MATERIAL PROVIDED

◇ ◇ ◇ ◇

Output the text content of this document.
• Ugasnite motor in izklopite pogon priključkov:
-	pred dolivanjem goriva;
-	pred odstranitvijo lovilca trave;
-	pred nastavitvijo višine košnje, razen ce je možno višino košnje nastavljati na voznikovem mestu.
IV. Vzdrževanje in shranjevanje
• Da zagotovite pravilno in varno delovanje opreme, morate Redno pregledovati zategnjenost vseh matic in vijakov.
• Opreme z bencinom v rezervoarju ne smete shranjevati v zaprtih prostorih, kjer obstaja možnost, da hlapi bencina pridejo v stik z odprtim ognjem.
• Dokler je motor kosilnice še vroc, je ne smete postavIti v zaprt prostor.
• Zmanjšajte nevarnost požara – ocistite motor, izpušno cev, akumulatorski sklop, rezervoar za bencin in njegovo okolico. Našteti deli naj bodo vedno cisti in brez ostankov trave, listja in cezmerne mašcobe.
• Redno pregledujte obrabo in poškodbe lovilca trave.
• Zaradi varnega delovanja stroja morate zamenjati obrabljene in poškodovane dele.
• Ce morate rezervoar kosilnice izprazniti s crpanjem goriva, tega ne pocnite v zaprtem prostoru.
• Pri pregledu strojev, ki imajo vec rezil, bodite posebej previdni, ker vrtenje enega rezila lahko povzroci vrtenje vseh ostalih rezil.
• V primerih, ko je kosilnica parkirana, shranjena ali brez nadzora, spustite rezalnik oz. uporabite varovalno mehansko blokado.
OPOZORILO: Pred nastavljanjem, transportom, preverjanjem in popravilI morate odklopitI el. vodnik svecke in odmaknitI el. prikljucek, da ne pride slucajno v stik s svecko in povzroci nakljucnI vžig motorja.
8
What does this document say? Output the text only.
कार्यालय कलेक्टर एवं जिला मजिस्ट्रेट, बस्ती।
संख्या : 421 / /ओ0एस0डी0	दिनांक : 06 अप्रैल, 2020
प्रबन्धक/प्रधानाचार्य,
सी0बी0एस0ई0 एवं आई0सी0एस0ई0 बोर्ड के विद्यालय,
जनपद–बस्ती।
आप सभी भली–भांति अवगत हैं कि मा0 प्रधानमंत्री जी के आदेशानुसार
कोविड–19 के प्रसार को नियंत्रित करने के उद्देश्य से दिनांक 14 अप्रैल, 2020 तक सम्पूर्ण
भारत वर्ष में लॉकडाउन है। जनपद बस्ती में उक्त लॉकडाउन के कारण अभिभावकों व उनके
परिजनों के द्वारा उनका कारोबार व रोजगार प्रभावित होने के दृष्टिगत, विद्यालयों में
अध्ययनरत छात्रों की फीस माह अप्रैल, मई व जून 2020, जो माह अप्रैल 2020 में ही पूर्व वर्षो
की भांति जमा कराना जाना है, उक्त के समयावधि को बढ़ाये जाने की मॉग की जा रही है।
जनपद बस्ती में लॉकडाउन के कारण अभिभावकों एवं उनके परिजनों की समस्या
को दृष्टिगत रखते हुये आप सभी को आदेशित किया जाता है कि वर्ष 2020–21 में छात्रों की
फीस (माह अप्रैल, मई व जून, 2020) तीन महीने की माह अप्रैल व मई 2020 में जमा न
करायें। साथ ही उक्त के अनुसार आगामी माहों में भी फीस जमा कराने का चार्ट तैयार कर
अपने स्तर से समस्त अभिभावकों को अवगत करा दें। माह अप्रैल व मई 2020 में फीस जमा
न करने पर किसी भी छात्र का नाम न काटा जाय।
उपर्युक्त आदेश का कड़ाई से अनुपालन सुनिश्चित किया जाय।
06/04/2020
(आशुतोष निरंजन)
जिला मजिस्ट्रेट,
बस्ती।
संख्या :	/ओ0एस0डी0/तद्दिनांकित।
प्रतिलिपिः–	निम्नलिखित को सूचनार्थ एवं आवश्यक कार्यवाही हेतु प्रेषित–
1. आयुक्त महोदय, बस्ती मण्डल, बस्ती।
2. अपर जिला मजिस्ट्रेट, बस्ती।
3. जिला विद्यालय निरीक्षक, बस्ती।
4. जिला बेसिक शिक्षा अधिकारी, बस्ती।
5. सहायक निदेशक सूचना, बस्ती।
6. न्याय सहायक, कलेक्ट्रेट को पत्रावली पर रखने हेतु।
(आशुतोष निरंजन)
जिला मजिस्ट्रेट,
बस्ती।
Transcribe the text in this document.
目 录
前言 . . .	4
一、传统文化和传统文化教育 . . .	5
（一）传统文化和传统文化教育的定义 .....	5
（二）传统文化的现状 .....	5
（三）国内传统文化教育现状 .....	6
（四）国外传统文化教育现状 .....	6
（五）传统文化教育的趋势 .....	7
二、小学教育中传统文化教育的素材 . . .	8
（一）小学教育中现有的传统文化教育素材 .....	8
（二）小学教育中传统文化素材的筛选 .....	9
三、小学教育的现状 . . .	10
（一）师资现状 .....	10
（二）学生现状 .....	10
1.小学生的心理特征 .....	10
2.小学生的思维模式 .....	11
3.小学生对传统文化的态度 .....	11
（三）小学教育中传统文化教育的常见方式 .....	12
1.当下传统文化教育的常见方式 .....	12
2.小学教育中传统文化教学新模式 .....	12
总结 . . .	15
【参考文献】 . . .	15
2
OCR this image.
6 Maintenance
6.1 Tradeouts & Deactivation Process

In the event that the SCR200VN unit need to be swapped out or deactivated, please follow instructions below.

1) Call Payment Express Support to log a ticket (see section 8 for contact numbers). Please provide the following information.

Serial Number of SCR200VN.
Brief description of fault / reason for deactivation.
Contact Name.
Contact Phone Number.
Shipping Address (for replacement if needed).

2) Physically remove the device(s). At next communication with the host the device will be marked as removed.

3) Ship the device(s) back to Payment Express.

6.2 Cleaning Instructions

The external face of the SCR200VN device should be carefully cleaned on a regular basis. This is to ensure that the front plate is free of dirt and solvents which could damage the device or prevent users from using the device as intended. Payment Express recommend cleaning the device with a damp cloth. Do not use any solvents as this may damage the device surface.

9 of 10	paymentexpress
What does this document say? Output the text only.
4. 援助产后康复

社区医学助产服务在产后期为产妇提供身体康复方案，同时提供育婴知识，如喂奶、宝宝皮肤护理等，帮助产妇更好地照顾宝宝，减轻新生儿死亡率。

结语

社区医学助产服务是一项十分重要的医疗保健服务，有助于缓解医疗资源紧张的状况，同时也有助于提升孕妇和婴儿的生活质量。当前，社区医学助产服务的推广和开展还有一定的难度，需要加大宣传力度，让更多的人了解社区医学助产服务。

◇ ◇ ◇ ◇

WRITTEN EXERCISE
Can you give every line above again, exactly as written?

SOLUTION
Output the text content of this document.
• Ugasnite motor in izklopite pogon priključkov:
-	pred dolivanjem goriva;
-	pred odstranitvijo lovilca trave;
-	pred nastavitvijo višine košnje, razen ce je možno višino košnje nastavljati na voznikovem mestu.
IV. Vzdrževanje in shranjevanje
• Da zagotovite pravilno in varno delovanje opreme, morate Redno pregledovati zategnjenost vseh matic in vijakov.
• Opreme z bencinom v rezervoarju ne smete shranjevati v zaprtih prostorih, kjer obstaja možnost, da hlapi bencina pridejo v stik z odprtim ognjem.
• Dokler je motor kosilnice še vroc, je ne smete postavIti v zaprt prostor.
• Zmanjšajte nevarnost požara – ocistite motor, izpušno cev, akumulatorski sklop, rezervoar za bencin in njegovo okolico. Našteti deli naj bodo vedno cisti in brez ostankov trave, listja in cezmerne mašcobe.
• Redno pregledujte obrabo in poškodbe lovilca trave.
• Zaradi varnega delovanja stroja morate zamenjati obrabljene in poškodovane dele.
• Ce morate rezervoar kosilnice izprazniti s crpanjem goriva, tega ne pocnite v zaprtem prostoru.
• Pri pregledu strojev, ki imajo vec rezil, bodite posebej previdni, ker vrtenje enega rezila lahko povzroci vrtenje vseh ostalih rezil.
• V primerih, ko je kosilnica parkirana, shranjena ali brez nadzora, spustite rezalnik oz. uporabite varovalno mehansko blokado.
OPOZORILO: Pred nastavljanjem, transportom, preverjanjem in popravilI morate odklopitI el. vodnik svecke in odmaknitI el. prikljucek, da ne pride slucajno v stik s svecko in povzroci nakljucnI vžig motorja.
8
What does this document say? Output the text only.
कार्यालय कलेक्टर एवं जिला मजिस्ट्रेट, बस्ती।
संख्या : 421 / /ओ0एस0डी0	दिनांक : 06 अप्रैल, 2020
प्रबन्धक/प्रधानाचार्य,
सी0बी0एस0ई0 एवं आई0सी0एस0ई0 बोर्ड के विद्यालय,
जनपद–बस्ती।
आप सभी भली–भांति अवगत हैं कि मा0 प्रधानमंत्री जी के आदेशानुसार
कोविड–19 के प्रसार को नियंत्रित करने के उद्देश्य से दिनांक 14 अप्रैल, 2020 तक सम्पूर्ण
भारत वर्ष में लॉकडाउन है। जनपद बस्ती में उक्त लॉकडाउन के कारण अभिभावकों व उनके
परिजनों के द्वारा उनका कारोबार व रोजगार प्रभावित होने के दृष्टिगत, विद्यालयों में
अध्ययनरत छात्रों की फीस माह अप्रैल, मई व जून 2020, जो माह अप्रैल 2020 में ही पूर्व वर्षो
की भांति जमा कराना जाना है, उक्त के समयावधि को बढ़ाये जाने की मॉग की जा रही है।
जनपद बस्ती में लॉकडाउन के कारण अभिभावकों एवं उनके परिजनों की समस्या
को दृष्टिगत रखते हुये आप सभी को आदेशित किया जाता है कि वर्ष 2020–21 में छात्रों की
फीस (माह अप्रैल, मई व जून, 2020) तीन महीने की माह अप्रैल व मई 2020 में जमा न
करायें। साथ ही उक्त के अनुसार आगामी माहों में भी फीस जमा कराने का चार्ट तैयार कर
अपने स्तर से समस्त अभिभावकों को अवगत करा दें। माह अप्रैल व मई 2020 में फीस जमा
न करने पर किसी भी छात्र का नाम न काटा जाय।
उपर्युक्त आदेश का कड़ाई से अनुपालन सुनिश्चित किया जाय।
06/04/2020
(आशुतोष निरंजन)
जिला मजिस्ट्रेट,
बस्ती।
संख्या :	/ओ0एस0डी0/तद्दिनांकित।
प्रतिलिपिः–	निम्नलिखित को सूचनार्थ एवं आवश्यक कार्यवाही हेतु प्रेषित–
1. आयुक्त महोदय, बस्ती मण्डल, बस्ती।
2. अपर जिला मजिस्ट्रेट, बस्ती।
3. जिला विद्यालय निरीक्षक, बस्ती।
4. जिला बेसिक शिक्षा अधिकारी, बस्ती।
5. सहायक निदेशक सूचना, बस्ती।
6. न्याय सहायक, कलेक्ट्रेट को पत्रावली पर रखने हेतु।
(आशुतोष निरंजन)
जिला मजिस्ट्रेट,
बस्ती।
Transcribe the text in this document.
目 录
前言 . . .	4
一、传统文化和传统文化教育 . . .	5
（一）传统文化和传统文化教育的定义 .....	5
（二）传统文化的现状 .....	5
（三）国内传统文化教育现状 .....	6
（四）国外传统文化教育现状 .....	6
（五）传统文化教育的趋势 .....	7
二、小学教育中传统文化教育的素材 . . .	8
（一）小学教育中现有的传统文化教育素材 .....	8
（二）小学教育中传统文化素材的筛选 .....	9
三、小学教育的现状 . . .	10
（一）师资现状 .....	10
（二）学生现状 .....	10
1.小学生的心理特征 .....	10
2.小学生的思维模式 .....	11
3.小学生对传统文化的态度 .....	11
（三）小学教育中传统文化教育的常见方式 .....	12
1.当下传统文化教育的常见方式 .....	12
2.小学教育中传统文化教学新模式 .....	12
总结 . . .	15
【参考文献】 . . .	15
2
OCR this image.
6 Maintenance
6.1 Tradeouts & Deactivation Process

In the event that the SCR200VN unit need to be swapped out or deactivated, please follow instructions below.

1) Call Payment Express Support to log a ticket (see section 8 for contact numbers). Please provide the following information.

Serial Number of SCR200VN.
Brief description of fault / reason for deactivation.
Contact Name.
Contact Phone Number.
Shipping Address (for replacement if needed).

2) Physically remove the device(s). At next communication with the host the device will be marked as removed.

3) Ship the device(s) back to Payment Express.

6.2 Cleaning Instructions

The external face of the SCR200VN device should be carefully cleaned on a regular basis. This is to ensure that the front plate is free of dirt and solvents which could damage the device or prevent users from using the device as intended. Payment Express recommend cleaning the device with a damp cloth. Do not use any solvents as this may damage the device surface.

9 of 10	paymentexpress
What does this document say? Output the text only.
4. 援助产后康复

社区医学助产服务在产后期为产妇提供身体康复方案，同时提供育婴知识，如喂奶、宝宝皮肤护理等，帮助产妇更好地照顾宝宝，减轻新生儿死亡率。

结语

社区医学助产服务是一项十分重要的医疗保健服务，有助于缓解医疗资源紧张的状况，同时也有助于提升孕妇和婴儿的生活质量。当前，社区医学助产服务的推广和开展还有一定的难度，需要加大宣传力度，让更多的人了解社区医学助产服务。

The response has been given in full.